_TASK_:
Hunt for the word "title" across the entries below, copying each line that holds it.

_RECORDS SHOWN_:
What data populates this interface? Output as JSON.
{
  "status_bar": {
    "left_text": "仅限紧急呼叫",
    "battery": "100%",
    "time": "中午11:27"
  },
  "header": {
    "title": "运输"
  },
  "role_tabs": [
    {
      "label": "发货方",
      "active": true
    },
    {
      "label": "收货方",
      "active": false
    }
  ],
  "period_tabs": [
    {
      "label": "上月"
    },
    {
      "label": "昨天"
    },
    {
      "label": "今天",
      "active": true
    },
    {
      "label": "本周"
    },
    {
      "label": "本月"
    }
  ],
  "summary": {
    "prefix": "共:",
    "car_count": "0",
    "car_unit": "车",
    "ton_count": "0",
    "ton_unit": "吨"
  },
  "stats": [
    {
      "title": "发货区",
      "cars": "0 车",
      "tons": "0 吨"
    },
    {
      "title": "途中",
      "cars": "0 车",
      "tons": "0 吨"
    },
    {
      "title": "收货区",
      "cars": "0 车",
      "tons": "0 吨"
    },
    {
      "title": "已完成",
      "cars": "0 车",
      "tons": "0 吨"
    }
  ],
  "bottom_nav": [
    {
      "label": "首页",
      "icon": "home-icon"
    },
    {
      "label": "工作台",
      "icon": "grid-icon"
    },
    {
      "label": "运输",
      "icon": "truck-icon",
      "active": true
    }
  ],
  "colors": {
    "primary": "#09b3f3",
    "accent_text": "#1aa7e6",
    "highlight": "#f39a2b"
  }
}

_EXERCISE RESULT_:
    "title": "运输"
      "title": "发货区",
      "title": "途中",
      "title": "收货区",
      "title": "已完成",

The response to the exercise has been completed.